- _Prompt 1_: Reproduce the passage of the playlist article starting at "Science fiction is" and ending at "into the music.".
- _Prompt 2_: In the playlist article, who created the anime adaptation of Daft Punk's album Discovery?

Science fiction you can listen to: The New Worlds Weekly Playlist – Vol II

Gautham Shenoy September 16, 2017

Science fiction is no stranger to music and vice versa. Artists over the years haven’t just been influenced by SF, but have contributed to the genre with their own original science-fictional stories and fantastic tales, just a few of which were covered here on Volume 1 of the New Worlds Weekly playlist. While Vol 1 featured single, standalone songs, this week’s interlude features five concept albums from the year 2000 onwards, albums that are built around a central theme. Without further ado, let’s plug in those earphones, turn up the volume and jump straight into the music.

1. Daft Punk – Discovery / Interstella 5555: The 5tory of the 5ecret 5tar 5ystem

I like to think of Tron: Legacy as one long Daft Punk music video which perhaps qualifies it as their best concept album. Then coming in second would be the influential French duo’s 2001 album Discovery that first saw them reveal themselves as robots. Call it robo-pop, robot rock or just plain good music, Discovery is as dancy and trippy as it is soaring and spacey and the album that gave the world the monster hit, One More Time. Exploring the themes of childhood and childhood memories, the concept of the album would be fully realised and visualised in Interstella 555: The 5tory of the 5ecret 5tar 5ystem, the space operatic anime adaptation of Discovery by Leiji Matsumoto, the highly regarded creator and force behind such classic anime as Space Battleship Yamato and Space Pirate Captain Harlock. Interstella 555 tells the story of the kidnap of the blue-skinned members of an interstellar pop band as they perform on an alien planet, their travails at the hands of their abductor Earl de Darkwood – who has been kidnapping bands from across different worlds – and their eventual rescue and return.

- _Extracted entries_:
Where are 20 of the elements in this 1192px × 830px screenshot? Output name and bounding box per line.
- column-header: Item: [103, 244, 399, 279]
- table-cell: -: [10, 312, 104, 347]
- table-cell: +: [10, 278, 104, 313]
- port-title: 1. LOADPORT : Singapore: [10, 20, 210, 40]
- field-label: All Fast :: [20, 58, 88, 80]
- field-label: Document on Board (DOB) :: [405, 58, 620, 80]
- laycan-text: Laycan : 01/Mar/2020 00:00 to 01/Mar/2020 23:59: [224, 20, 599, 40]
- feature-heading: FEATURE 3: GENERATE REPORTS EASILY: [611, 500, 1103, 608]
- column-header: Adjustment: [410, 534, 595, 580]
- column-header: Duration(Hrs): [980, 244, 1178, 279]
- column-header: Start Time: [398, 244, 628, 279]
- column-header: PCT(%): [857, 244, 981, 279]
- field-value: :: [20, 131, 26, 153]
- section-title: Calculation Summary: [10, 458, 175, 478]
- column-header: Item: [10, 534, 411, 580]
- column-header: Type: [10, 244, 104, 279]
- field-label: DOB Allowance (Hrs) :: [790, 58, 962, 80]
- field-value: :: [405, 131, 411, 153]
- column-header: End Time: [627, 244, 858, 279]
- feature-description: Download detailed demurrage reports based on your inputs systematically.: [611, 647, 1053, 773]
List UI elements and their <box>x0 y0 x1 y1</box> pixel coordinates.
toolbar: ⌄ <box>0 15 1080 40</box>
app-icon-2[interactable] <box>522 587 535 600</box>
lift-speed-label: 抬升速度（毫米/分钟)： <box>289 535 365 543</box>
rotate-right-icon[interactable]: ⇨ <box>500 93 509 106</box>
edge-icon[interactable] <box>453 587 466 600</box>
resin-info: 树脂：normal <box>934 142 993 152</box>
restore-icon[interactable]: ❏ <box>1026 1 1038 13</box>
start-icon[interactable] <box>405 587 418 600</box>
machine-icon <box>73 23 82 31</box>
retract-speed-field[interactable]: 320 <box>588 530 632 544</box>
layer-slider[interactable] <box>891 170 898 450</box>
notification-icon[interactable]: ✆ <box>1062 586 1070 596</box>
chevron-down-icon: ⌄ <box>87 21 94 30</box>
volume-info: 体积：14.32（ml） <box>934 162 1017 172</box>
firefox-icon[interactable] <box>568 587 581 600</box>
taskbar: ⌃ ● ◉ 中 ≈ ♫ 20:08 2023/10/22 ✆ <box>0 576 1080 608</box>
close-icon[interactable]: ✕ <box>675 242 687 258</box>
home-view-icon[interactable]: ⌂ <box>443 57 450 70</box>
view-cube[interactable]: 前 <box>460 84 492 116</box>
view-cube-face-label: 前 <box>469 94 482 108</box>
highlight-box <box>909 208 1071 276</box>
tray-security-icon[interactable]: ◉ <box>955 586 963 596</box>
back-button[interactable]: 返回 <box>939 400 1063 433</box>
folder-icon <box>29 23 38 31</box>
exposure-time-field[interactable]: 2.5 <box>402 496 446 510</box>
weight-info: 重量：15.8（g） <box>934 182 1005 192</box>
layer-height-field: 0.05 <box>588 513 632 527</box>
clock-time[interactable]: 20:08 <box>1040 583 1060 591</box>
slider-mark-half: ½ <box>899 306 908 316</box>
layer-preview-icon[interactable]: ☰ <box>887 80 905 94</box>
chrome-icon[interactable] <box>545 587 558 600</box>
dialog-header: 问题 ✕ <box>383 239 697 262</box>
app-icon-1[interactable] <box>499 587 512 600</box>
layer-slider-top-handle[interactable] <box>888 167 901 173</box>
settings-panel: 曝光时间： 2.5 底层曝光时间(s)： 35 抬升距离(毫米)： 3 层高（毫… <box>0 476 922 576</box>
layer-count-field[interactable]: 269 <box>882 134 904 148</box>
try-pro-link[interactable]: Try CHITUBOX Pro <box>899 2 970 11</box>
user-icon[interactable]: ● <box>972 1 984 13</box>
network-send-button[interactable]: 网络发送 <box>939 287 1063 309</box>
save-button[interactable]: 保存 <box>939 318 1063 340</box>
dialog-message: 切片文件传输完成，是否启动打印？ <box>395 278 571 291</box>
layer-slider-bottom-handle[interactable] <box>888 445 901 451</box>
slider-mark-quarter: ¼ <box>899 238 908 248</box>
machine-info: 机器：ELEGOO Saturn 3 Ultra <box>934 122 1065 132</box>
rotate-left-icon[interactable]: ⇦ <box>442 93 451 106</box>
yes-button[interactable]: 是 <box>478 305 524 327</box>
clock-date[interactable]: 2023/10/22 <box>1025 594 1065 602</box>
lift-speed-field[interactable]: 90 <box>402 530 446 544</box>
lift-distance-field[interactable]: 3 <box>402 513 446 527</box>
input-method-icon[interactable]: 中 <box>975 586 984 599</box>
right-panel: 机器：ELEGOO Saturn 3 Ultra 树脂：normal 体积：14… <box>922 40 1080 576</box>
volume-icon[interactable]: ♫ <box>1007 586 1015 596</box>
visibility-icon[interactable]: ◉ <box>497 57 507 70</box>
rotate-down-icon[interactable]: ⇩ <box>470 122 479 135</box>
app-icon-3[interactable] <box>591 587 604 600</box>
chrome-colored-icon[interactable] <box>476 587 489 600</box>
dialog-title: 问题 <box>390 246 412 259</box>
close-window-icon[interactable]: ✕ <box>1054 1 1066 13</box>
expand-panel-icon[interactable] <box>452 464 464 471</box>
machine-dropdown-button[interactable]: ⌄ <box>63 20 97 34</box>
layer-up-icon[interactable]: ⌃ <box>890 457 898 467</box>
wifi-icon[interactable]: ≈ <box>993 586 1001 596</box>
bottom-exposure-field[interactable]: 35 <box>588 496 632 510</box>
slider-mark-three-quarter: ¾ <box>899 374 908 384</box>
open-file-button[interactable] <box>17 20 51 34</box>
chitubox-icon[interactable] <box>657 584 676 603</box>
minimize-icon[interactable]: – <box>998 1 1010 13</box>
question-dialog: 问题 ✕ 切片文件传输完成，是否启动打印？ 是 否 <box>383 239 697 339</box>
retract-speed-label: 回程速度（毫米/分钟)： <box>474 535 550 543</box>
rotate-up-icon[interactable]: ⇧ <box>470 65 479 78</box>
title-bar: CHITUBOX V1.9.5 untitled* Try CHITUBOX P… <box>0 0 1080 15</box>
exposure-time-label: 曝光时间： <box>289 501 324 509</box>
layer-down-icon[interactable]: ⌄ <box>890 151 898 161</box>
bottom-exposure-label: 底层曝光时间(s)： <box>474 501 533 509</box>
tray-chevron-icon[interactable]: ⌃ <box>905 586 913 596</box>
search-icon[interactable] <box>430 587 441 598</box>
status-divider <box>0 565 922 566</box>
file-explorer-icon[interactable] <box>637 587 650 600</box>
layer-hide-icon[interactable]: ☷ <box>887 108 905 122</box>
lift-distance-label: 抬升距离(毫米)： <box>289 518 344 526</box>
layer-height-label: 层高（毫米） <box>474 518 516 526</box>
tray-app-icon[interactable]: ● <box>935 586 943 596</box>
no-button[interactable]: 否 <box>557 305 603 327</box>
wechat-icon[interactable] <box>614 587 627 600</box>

- _Reply 1_:
Science fiction is no stranger to music and vice versa. Artists over the years haven’t just been influenced by SF, but have contributed to the genre with their own original science-fictional stories and fantastic tales, just a few of which were covered here on Volume 1 of the New Worlds Weekly playlist. While Vol 1 featured single, standalone songs, this week’s interlude features five concept albums from the year 2000 onwards, albums that are built around a central theme. Without further ado, let’s plug in those earphones, turn up the volume and jump straight into the music.

- _Reply 2_: Leiji Matsumoto